• [THINGS TO DO]:
(a) Please name every IT research organization that the outsourcing passage offers as an example.
(b) Supply what comes next in the outsourcing passage, starting after its last sentence.

• [EXTRACT]:
+ + +
No one really likes outsourcing, even well-run initiatives. But most people are considered "part of the problem" if they raise objections or concerns. The challenge is how to intervene productively without experiencing collateral damage. If you are the boss, your authority opens the door. Your approach is simple: Just ask intelligent questions and, based on the responses, require changes in the scope and approach. If you are a peer, your influence is through personal involvement, information and resources. If you are a subordinate, your path to influence is through supporting the effort by offering to be part of the team. Regardless of your vantage point, you have to be clear on outsourcing benefits, risks and best practices so that you can base your discussions on principles—rather than being positional and emotional.

It’s impossible to summarize outsourcing wisdom within the constraints of this column. I encourage you to do your homework by accessing the IT research organizations (for example, Gartner, Meta Group, the Corporate Executive Board), periodicals such as CIO, and university research such as that from Harvard Business School Publishing. It’s hard to rely on expertise from consultants since many have conflicts of interest, but if you ask around, you may be able to find smaller firms that have good experience.
+ + +
• [RECORDS SUPPLIED]:
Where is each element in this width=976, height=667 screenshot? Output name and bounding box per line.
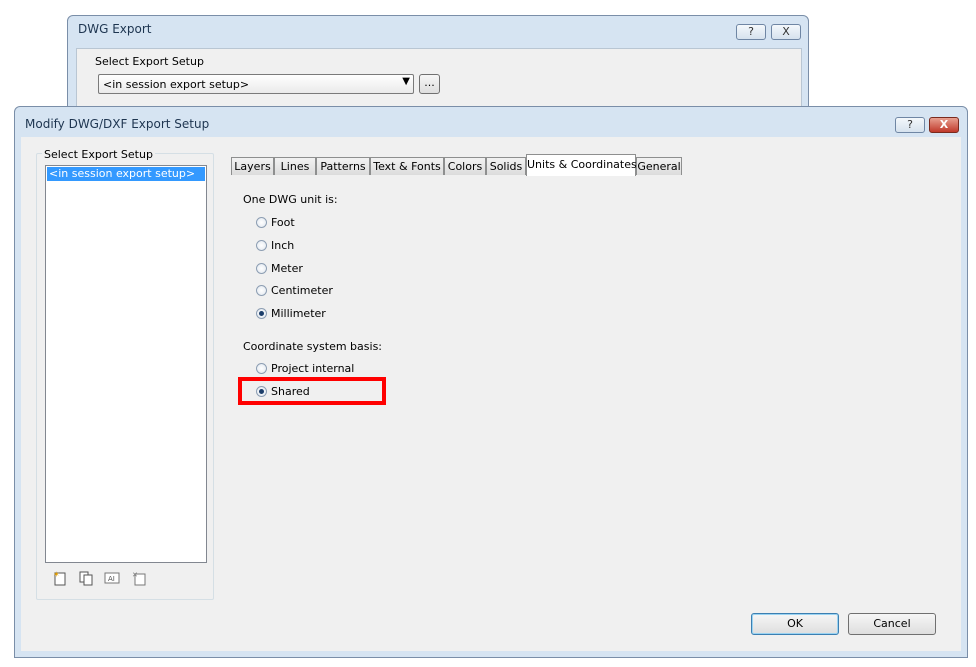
close-button[interactable]: X: [929, 117, 959, 133]
list-item[interactable]: <in session export setup>: [47, 167, 205, 181]
millimeter-label: Millimeter: [271, 307, 326, 320]
radio-millimeter[interactable]: [256, 308, 267, 319]
radio-inch[interactable]: [256, 240, 267, 251]
svg-text:✶: ✶: [53, 570, 60, 579]
foot-label: Foot: [271, 216, 295, 229]
chevron-down-icon: ▼: [402, 76, 410, 87]
duplicate-setup-icon[interactable]: [78, 570, 94, 586]
radio-meter[interactable]: [256, 263, 267, 274]
radio-project-internal[interactable]: [256, 363, 267, 374]
highlight-box: [238, 377, 386, 405]
svg-text:AI: AI: [108, 575, 115, 583]
tab-text-fonts[interactable]: Text & Fonts: [370, 157, 444, 175]
select-export-setup-label: Select Export Setup: [93, 55, 206, 68]
tab-colors[interactable]: Colors: [444, 157, 486, 175]
tab-patterns[interactable]: Patterns: [316, 157, 370, 175]
inch-label: Inch: [271, 239, 295, 252]
svg-text:✕: ✕: [132, 571, 138, 579]
dropdown-value: <in session export setup>: [103, 78, 250, 91]
project-internal-label: Project internal: [271, 362, 355, 375]
dialog-title: Modify DWG/DXF Export Setup: [25, 117, 210, 131]
delete-setup-icon[interactable]: ✕: [131, 570, 147, 586]
radio-foot[interactable]: [256, 217, 267, 228]
radio-centimeter[interactable]: [256, 285, 267, 296]
window-title: DWG Export: [78, 22, 152, 36]
tab-lines[interactable]: Lines: [274, 157, 316, 175]
cancel-button[interactable]: Cancel: [848, 613, 936, 635]
close-button[interactable]: X: [771, 24, 801, 40]
dwg-export-window: DWG Export ? X Select Export Setup <in s…: [67, 15, 809, 115]
browse-button[interactable]: ...: [419, 74, 440, 94]
select-export-setup-label: Select Export Setup: [42, 148, 155, 161]
export-setup-panel: Select Export Setup <in session export s…: [76, 48, 802, 108]
help-button[interactable]: ?: [895, 117, 925, 133]
centimeter-label: Centimeter: [271, 284, 333, 297]
tab-solids[interactable]: Solids: [486, 157, 526, 175]
tab-units-coordinates[interactable]: Units & Coordinates: [526, 154, 637, 176]
help-button[interactable]: ?: [736, 24, 766, 40]
coordinate-heading: Coordinate system basis:: [243, 340, 383, 353]
ok-button[interactable]: OK: [751, 613, 839, 635]
units-heading: One DWG unit is:: [243, 193, 338, 206]
tab-general[interactable]: General: [636, 157, 682, 175]
tab-layers[interactable]: Layers: [231, 157, 274, 175]
rename-setup-icon[interactable]: AI: [104, 570, 120, 586]
meter-label: Meter: [271, 262, 303, 275]
setup-list[interactable]: <in session export setup>: [45, 165, 207, 563]
export-setup-dropdown[interactable]: <in session export setup> ▼: [98, 74, 414, 94]
new-setup-icon[interactable]: ✶: [52, 570, 68, 586]
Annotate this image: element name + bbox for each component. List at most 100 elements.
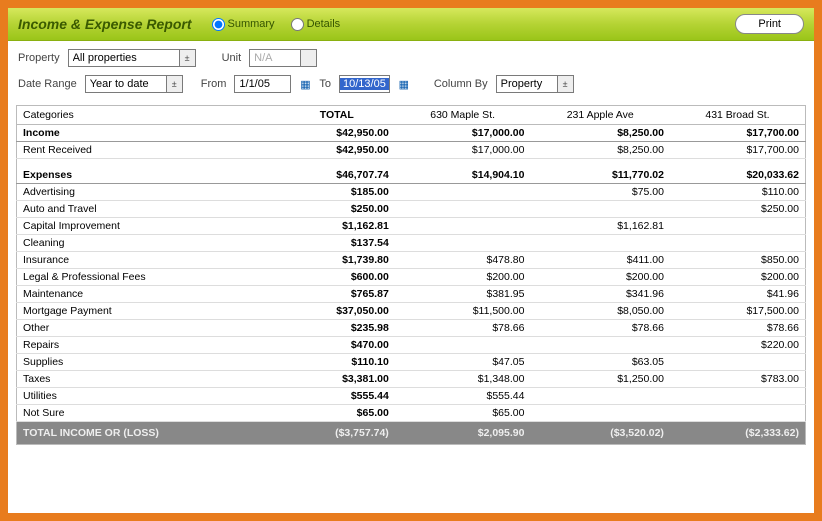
cell: $381.95: [395, 285, 531, 302]
property-dropdown-btn[interactable]: ±: [179, 50, 195, 66]
footer-cell: ($2,333.62): [670, 421, 806, 444]
from-input[interactable]: [235, 76, 290, 92]
table-row: Other$235.98$78.66$78.66$78.66: [17, 319, 806, 336]
cell: $470.00: [279, 336, 395, 353]
cell: $42,950.00: [279, 142, 395, 159]
column-header: 630 Maple St.: [395, 106, 531, 125]
date-range-input[interactable]: [86, 76, 166, 92]
unit-combo[interactable]: [249, 49, 317, 67]
table-row: Auto and Travel$250.00$250.00: [17, 200, 806, 217]
from-combo[interactable]: [234, 75, 291, 93]
date-range-dropdown-btn[interactable]: ±: [166, 76, 182, 92]
cell: $478.80: [395, 251, 531, 268]
cell: $11,500.00: [395, 302, 531, 319]
cell: $783.00: [670, 370, 806, 387]
table-header-row: CategoriesTOTAL630 Maple St.231 Apple Av…: [17, 106, 806, 125]
cell: $110.10: [279, 353, 395, 370]
cell: $200.00: [670, 268, 806, 285]
row-label: Advertising: [17, 183, 279, 200]
table-row: Advertising$185.00$75.00$110.00: [17, 183, 806, 200]
cell: [395, 183, 531, 200]
cell: [670, 353, 806, 370]
cell: $37,050.00: [279, 302, 395, 319]
cell: $65.00: [395, 404, 531, 421]
table-row: Capital Improvement$1,162.81$1,162.81: [17, 217, 806, 234]
cell: [395, 234, 531, 251]
date-range-label: Date Range: [18, 78, 77, 90]
calendar-icon[interactable]: ▦: [396, 76, 412, 92]
table-row: Cleaning$137.54: [17, 234, 806, 251]
property-input[interactable]: [69, 50, 179, 66]
cell: $341.96: [530, 285, 669, 302]
cell: $600.00: [279, 268, 395, 285]
table-row: Utilities$555.44$555.44: [17, 387, 806, 404]
row-label: Taxes: [17, 370, 279, 387]
row-label: Maintenance: [17, 285, 279, 302]
cell: $1,250.00: [530, 370, 669, 387]
row-label: Mortgage Payment: [17, 302, 279, 319]
column-by-combo[interactable]: ±: [496, 75, 574, 93]
cell: [530, 234, 669, 251]
cell: $137.54: [279, 234, 395, 251]
print-button[interactable]: Print: [735, 14, 804, 34]
column-header: 231 Apple Ave: [530, 106, 669, 125]
column-by-input[interactable]: [497, 76, 557, 92]
cell: [530, 387, 669, 404]
column-header: Categories: [17, 106, 279, 125]
row-label: Legal & Professional Fees: [17, 268, 279, 285]
cell: $17,500.00: [670, 302, 806, 319]
table-row: Maintenance$765.87$381.95$341.96$41.96: [17, 285, 806, 302]
table-body: Income$42,950.00$17,000.00$8,250.00$17,7…: [17, 125, 806, 422]
table-row: Repairs$470.00 $220.00: [17, 336, 806, 353]
column-by-dropdown-btn[interactable]: ±: [557, 76, 573, 92]
radio-details[interactable]: Details: [291, 18, 341, 31]
cell: $3,381.00: [279, 370, 395, 387]
cell: $200.00: [395, 268, 531, 285]
cell: $47.05: [395, 353, 531, 370]
table-footer-row: TOTAL INCOME OR (LOSS)($3,757.74)$2,095.…: [17, 421, 806, 444]
cell: $17,700.00: [670, 125, 806, 142]
cell: [530, 404, 669, 421]
row-label: Supplies: [17, 353, 279, 370]
row-label: Insurance: [17, 251, 279, 268]
filter-bar: Property ± Unit Date Range ± From ▦ To 1…: [8, 41, 814, 105]
row-label: Rent Received: [17, 142, 279, 159]
section-header-row: Expenses$46,707.74$14,904.10$11,770.02$2…: [17, 167, 806, 184]
cell: $8,250.00: [530, 142, 669, 159]
unit-dropdown-btn[interactable]: [300, 50, 316, 66]
cell: $8,250.00: [530, 125, 669, 142]
date-range-combo[interactable]: ±: [85, 75, 183, 93]
unit-input[interactable]: [250, 50, 300, 66]
cell: $411.00: [530, 251, 669, 268]
cell: [530, 336, 669, 353]
cell: $235.98: [279, 319, 395, 336]
unit-label: Unit: [222, 52, 242, 64]
row-label: Capital Improvement: [17, 217, 279, 234]
calendar-icon[interactable]: ▦: [297, 76, 313, 92]
column-header: TOTAL: [279, 106, 395, 125]
cell: $20,033.62: [670, 167, 806, 184]
cell: $110.00: [670, 183, 806, 200]
cell: [395, 336, 531, 353]
cell: $17,700.00: [670, 142, 806, 159]
to-label: To: [319, 78, 331, 90]
property-combo[interactable]: ±: [68, 49, 196, 67]
table-row: Rent Received$42,950.00$17,000.00$8,250.…: [17, 142, 806, 159]
footer-cell: ($3,757.74): [279, 421, 395, 444]
table-row: Insurance$1,739.80$478.80$411.00$850.00: [17, 251, 806, 268]
section-title: Income: [17, 125, 279, 142]
radio-summary[interactable]: Summary: [212, 18, 275, 31]
to-input[interactable]: 10/13/05: [340, 78, 389, 90]
cell: $11,770.02: [530, 167, 669, 184]
cell: $185.00: [279, 183, 395, 200]
cell: $63.05: [530, 353, 669, 370]
view-radio-group: Summary Details: [212, 18, 353, 31]
cell: $42,950.00: [279, 125, 395, 142]
cell: $555.44: [279, 387, 395, 404]
to-combo[interactable]: 10/13/05: [339, 75, 390, 93]
cell: [670, 217, 806, 234]
cell: $220.00: [670, 336, 806, 353]
cell: $1,348.00: [395, 370, 531, 387]
row-label: Repairs: [17, 336, 279, 353]
row-label: Utilities: [17, 387, 279, 404]
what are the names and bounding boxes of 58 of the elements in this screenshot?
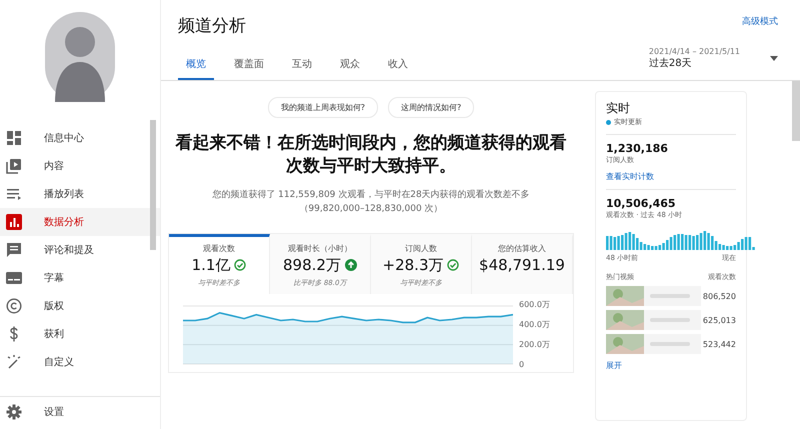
summary-text: 您的频道获得了 112,559,809 次观看，与平时在28天内获得的观看次数差不多（99,820,000–128,830,000 次） [211,188,531,216]
page-title: 频道分析 [178,15,246,37]
metric-value: $48,791.19 [479,256,565,274]
sidebar-item[interactable]: 数据分析 [0,208,160,236]
headline: 看起来不错！在所选时间段内，您的频道获得的观看次数与平时大致持平。 [174,132,568,178]
check-circle-icon [234,259,246,272]
sidebar-item[interactable]: 评论和提及 [0,236,160,264]
settings-icon [6,404,22,420]
playlist-icon [6,186,22,202]
sidebar-item[interactable]: 版权 [0,292,160,320]
metric-label: 观看时长（小时） [288,242,352,254]
question-chip[interactable]: 这周的情况如何? [388,97,474,118]
view-count-cell: 625,013 [702,316,736,324]
metric-label: 观看次数 [203,242,235,254]
question-chip[interactable]: 我的频道上周表现如何? [268,97,378,118]
wand-icon [6,354,22,370]
video-icon [6,158,22,174]
sidebar-item[interactable]: 自定义 [0,348,160,376]
sidebar-item[interactable]: 获利 [0,320,160,348]
metric-label: 您的估算收入 [498,242,546,254]
settings-item[interactable]: 设置 [0,396,160,427]
tab[interactable]: 互动 [284,53,320,80]
tab[interactable]: 观众 [332,53,368,80]
subtitle-icon [6,270,22,286]
axis-label: 400.0万 [519,320,550,330]
chart-icon [6,214,22,230]
view-count: 10,506,465 [606,197,677,210]
caret-icon [770,56,778,61]
check-circle-icon [447,259,460,272]
tab[interactable]: 收入 [380,53,416,80]
comment-icon [6,242,22,258]
scrollbar[interactable] [150,120,156,250]
axis-label: 600.0万 [519,300,550,310]
sidebar-item[interactable]: 内容 [0,152,160,180]
metric-label: 订阅人数 [405,242,437,254]
subscriber-count: 1,230,186 [606,142,669,155]
arrow-up-icon [344,259,357,272]
copyright-icon [6,298,22,314]
axis-label: 200.0万 [519,340,550,350]
sidebar-item[interactable]: 字幕 [0,264,160,292]
date-range-dropdown[interactable]: 2021/4/14 – 2021/5/11 过去28天 [648,47,778,80]
metric-value: +28.3万 [382,256,444,275]
view-count-cell: 806,520 [702,292,736,300]
sidebar-item[interactable]: 信息中心 [0,124,160,152]
tab[interactable]: 覆盖面 [226,53,272,80]
status-dot-icon [606,120,611,124]
scrollbar[interactable] [792,81,800,141]
advanced-mode-link[interactable]: 高级模式 [742,15,778,28]
realtime-title: 实时 [606,100,631,117]
dashboard-icon [6,130,22,146]
expand-link[interactable]: 展开 [606,360,736,371]
metric-tab[interactable]: 您的估算收入 $48,791.19 [472,234,573,294]
view-count-cell: 523,442 [702,340,736,348]
axis-label: 0 [519,360,526,370]
metric-value: 898.2万 [283,256,341,275]
realtime-count-link[interactable]: 查看实时计数 [606,171,736,182]
sidebar-item[interactable]: 播放列表 [0,180,160,208]
metric-value: 1.1亿 [192,256,230,275]
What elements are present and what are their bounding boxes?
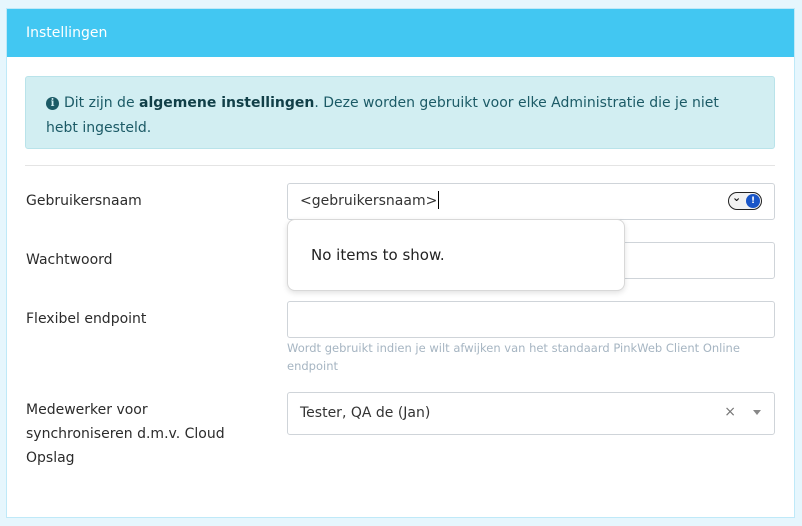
chevron-down-icon: ⌄ — [732, 191, 742, 204]
username-value: <gebruikersnaam> — [300, 193, 438, 209]
password-label: Wachtwoord — [26, 252, 113, 268]
endpoint-help-text: Wordt gebruikt indien je wilt afwijken v… — [287, 341, 740, 373]
employee-value: Tester, QA de (Jan) — [300, 405, 431, 421]
panel-title: Instellingen — [7, 9, 794, 57]
endpoint-input[interactable] — [287, 301, 775, 338]
username-input[interactable]: <gebruikersnaam> ⌄ ! — [287, 183, 775, 220]
password-manager-icon: ! — [746, 194, 760, 208]
alert-text-before: Dit zijn de — [64, 95, 140, 111]
autocomplete-dropdown: No items to show. — [287, 219, 625, 291]
settings-panel: Instellingen i Dit zijn de algemene inste… — [6, 8, 795, 518]
employee-label: Medewerker voor synchroniseren d.m.v. Cl… — [26, 402, 225, 466]
divider — [25, 165, 775, 166]
info-circle-icon: i — [46, 97, 59, 110]
endpoint-label: Flexibel endpoint — [26, 311, 147, 327]
alert-text-bold: algemene instellingen — [139, 95, 315, 111]
autocomplete-empty-text: No items to show. — [311, 246, 445, 264]
text-caret — [438, 191, 440, 209]
employee-select[interactable]: Tester, QA de (Jan) × — [287, 392, 775, 435]
info-alert: i Dit zijn de algemene instellingen. Deze… — [25, 76, 775, 149]
username-label: Gebruikersnaam — [26, 193, 142, 209]
chevron-down-icon[interactable] — [753, 410, 761, 415]
password-manager-button[interactable]: ⌄ ! — [728, 191, 762, 210]
clear-icon[interactable]: × — [724, 393, 736, 432]
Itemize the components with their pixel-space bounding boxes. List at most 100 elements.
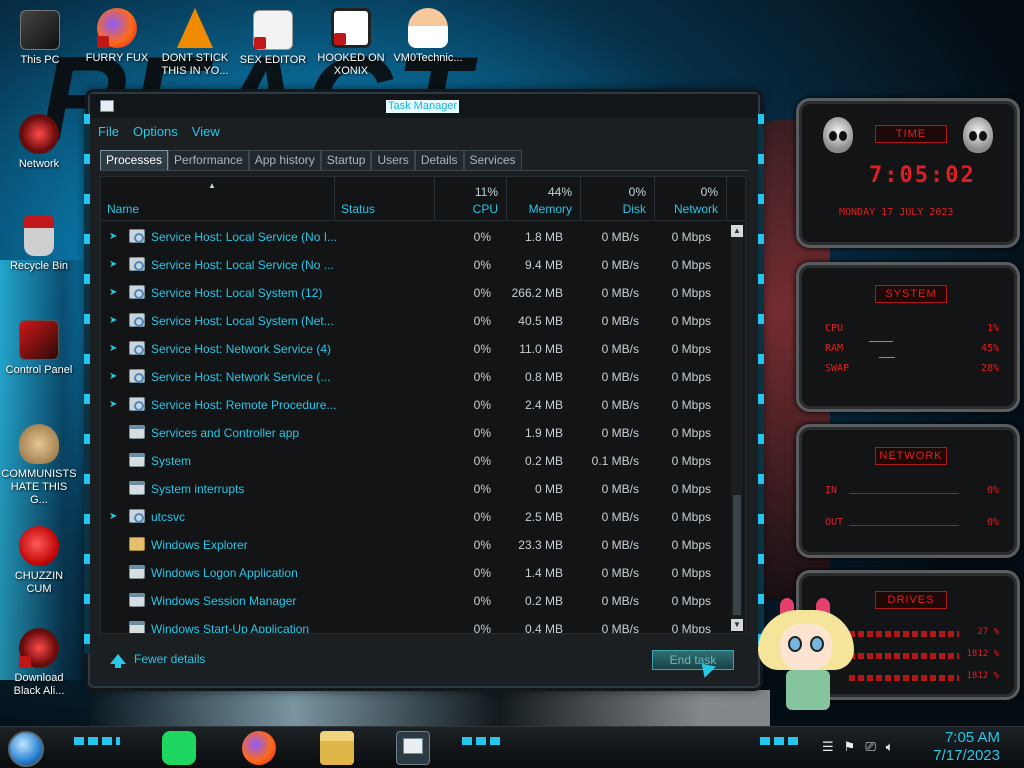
+ + +
• [OUTPUTS FOR THE TASKS]:
(a)
Gartner
Meta Group
the Corporate Executive Board

(b)
One very small firm that I have used in the past, NDMA, has a nice write-up (Outsourcing: How to Make Vendors Work for Your Shareholders, by N. Dean Meyer) that will give you the highlights and lowlights without too much pain. Meyer says (and I agree) that under certain conditions, outsourcing will save money, reduce risks, accommodate peak loads, and develop internal staff and processes. But these benefits come about only if internal staff remains in charge of the client relationships by deciding whether to "make or buy," selecting and managing vendors, establishing strategies and technical directions, defining standards and policies, and seeing that the vendor’s knowledge is transferred internally over time.

Protect your organization by ensuring that those managing IT delivery work for the same shareholders that you do. Desperate executives, by definition, are not focused on the long term or thinking with a level head. Don’t stand by and let them destroy your organization with outsourcing.